EXERCISE: Copy out all lines of the records in which the word "text" appears.

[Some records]
%%
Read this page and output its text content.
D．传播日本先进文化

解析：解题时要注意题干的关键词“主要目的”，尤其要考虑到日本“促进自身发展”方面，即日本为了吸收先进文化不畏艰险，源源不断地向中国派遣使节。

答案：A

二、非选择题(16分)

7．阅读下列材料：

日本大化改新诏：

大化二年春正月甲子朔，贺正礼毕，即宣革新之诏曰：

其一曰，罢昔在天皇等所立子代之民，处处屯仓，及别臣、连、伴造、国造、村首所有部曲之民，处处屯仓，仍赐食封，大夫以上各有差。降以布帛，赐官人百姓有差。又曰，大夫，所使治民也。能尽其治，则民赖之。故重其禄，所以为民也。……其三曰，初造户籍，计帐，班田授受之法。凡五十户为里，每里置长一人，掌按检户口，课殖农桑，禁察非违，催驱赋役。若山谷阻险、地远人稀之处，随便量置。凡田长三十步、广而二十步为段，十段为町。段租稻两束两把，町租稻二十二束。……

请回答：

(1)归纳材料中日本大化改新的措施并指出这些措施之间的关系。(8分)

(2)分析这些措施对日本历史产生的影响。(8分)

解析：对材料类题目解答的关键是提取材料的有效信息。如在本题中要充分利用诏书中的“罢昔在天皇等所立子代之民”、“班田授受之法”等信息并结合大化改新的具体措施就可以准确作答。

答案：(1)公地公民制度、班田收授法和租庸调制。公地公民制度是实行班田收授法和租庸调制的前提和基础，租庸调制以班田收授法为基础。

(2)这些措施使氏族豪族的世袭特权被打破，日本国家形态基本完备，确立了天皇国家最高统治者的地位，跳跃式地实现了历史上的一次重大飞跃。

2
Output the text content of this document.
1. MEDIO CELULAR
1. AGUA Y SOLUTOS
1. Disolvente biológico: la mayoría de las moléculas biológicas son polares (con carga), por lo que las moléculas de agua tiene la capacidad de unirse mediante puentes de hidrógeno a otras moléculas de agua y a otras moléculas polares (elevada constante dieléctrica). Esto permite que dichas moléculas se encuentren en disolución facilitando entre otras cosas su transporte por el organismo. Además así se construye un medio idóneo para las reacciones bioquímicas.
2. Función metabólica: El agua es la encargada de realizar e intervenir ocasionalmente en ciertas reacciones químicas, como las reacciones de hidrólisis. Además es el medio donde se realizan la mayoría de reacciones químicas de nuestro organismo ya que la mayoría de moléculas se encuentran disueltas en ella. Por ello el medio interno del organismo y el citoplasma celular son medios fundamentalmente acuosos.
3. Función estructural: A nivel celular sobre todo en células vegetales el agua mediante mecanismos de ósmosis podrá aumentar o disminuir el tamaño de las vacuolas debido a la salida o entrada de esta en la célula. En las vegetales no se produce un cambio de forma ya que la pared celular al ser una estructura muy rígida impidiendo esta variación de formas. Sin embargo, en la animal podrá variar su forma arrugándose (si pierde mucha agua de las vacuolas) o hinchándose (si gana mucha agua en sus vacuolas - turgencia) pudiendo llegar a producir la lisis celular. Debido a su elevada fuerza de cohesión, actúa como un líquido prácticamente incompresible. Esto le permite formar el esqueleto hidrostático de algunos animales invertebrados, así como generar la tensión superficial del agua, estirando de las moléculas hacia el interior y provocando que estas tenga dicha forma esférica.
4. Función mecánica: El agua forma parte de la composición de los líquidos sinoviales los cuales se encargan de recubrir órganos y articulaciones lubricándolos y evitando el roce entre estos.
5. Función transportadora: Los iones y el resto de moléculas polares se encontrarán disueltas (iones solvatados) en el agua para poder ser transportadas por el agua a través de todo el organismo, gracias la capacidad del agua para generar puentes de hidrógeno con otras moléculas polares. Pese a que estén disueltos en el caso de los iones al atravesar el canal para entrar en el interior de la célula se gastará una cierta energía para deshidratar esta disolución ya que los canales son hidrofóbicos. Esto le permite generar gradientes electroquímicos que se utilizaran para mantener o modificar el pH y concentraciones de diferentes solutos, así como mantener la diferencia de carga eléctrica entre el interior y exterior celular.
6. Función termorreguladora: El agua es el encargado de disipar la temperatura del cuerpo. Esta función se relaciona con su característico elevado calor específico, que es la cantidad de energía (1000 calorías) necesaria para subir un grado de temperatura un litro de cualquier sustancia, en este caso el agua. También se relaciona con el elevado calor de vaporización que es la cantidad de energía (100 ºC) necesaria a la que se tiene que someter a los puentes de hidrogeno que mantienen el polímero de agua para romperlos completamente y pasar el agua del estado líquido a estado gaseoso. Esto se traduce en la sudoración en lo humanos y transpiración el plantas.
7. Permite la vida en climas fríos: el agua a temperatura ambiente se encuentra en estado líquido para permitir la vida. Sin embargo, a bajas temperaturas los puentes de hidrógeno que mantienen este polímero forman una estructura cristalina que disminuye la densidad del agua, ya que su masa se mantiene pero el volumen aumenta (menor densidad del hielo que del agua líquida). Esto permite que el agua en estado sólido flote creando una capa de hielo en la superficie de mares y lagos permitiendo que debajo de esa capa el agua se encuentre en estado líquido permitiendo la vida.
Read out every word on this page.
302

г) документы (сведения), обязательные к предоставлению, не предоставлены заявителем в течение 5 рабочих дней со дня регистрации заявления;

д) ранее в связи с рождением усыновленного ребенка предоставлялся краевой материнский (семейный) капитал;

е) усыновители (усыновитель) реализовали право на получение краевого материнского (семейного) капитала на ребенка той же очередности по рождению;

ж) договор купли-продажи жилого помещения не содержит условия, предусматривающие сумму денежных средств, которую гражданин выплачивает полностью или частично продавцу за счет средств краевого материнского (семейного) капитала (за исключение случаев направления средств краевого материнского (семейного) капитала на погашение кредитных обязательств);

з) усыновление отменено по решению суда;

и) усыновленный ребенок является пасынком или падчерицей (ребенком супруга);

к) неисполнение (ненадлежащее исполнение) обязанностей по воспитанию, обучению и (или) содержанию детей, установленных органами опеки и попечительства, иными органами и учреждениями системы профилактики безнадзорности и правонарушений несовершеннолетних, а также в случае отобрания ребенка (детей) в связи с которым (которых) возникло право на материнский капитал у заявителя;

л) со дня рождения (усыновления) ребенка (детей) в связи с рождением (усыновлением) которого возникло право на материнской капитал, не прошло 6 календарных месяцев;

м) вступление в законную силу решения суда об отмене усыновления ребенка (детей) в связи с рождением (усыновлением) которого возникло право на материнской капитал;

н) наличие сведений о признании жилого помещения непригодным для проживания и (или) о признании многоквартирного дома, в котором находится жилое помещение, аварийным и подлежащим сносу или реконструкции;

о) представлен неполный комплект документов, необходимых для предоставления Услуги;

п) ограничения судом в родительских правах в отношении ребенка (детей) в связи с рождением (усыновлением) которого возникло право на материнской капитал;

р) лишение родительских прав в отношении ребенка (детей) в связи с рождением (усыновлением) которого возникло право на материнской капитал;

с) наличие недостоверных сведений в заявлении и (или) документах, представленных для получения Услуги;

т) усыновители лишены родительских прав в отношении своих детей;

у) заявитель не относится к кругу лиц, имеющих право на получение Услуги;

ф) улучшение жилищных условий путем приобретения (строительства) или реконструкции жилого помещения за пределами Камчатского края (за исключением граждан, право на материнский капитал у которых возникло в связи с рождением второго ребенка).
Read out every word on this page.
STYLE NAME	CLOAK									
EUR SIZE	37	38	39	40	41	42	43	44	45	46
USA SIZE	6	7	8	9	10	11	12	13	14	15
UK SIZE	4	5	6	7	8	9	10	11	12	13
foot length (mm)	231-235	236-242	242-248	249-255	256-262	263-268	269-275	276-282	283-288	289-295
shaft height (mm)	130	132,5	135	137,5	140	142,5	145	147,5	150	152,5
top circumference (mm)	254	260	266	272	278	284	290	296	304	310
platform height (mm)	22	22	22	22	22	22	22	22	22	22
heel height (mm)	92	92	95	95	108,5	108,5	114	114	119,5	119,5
%%
THE REPLY:
Read this page and output its text content.
Output the text content of this document.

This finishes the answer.